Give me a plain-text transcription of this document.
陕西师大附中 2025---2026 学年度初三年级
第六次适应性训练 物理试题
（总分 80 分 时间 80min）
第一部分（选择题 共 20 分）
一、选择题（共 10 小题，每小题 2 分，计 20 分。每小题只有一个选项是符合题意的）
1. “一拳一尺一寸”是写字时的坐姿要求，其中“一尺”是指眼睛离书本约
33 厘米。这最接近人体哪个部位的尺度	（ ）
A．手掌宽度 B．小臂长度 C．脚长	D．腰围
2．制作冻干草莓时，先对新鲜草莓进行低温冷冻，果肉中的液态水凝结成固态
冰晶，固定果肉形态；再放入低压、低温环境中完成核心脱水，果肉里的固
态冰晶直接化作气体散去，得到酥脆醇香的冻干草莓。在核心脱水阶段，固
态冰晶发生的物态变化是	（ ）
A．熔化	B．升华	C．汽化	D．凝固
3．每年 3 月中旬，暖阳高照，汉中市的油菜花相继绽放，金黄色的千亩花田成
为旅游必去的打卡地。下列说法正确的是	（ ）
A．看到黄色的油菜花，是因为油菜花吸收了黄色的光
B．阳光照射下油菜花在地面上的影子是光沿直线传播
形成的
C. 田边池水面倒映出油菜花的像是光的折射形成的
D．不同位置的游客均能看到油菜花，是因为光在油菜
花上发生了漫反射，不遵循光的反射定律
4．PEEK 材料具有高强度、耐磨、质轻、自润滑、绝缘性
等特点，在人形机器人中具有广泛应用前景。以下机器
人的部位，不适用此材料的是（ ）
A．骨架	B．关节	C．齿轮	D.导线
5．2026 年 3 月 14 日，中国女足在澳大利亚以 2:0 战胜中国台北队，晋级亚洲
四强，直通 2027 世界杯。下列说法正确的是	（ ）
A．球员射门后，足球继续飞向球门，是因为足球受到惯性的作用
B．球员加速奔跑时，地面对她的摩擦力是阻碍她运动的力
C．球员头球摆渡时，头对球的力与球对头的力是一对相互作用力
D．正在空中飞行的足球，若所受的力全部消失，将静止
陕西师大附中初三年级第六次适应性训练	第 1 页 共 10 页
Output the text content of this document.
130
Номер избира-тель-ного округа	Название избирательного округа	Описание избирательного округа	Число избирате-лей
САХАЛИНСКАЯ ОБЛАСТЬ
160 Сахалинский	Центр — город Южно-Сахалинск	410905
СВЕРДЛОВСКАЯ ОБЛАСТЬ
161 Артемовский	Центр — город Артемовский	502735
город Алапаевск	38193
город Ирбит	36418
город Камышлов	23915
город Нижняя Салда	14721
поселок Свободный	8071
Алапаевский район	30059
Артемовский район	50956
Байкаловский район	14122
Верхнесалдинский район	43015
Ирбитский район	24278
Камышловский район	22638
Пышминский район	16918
+---+
__Task to complete__. Pick out all lines from the data above in which the word "Центр" appears.

__Exercise result__.
160 Сахалинский	Центр — город Южно-Сахалинск	410905
161 Артемовский	Центр — город Артемовский	502735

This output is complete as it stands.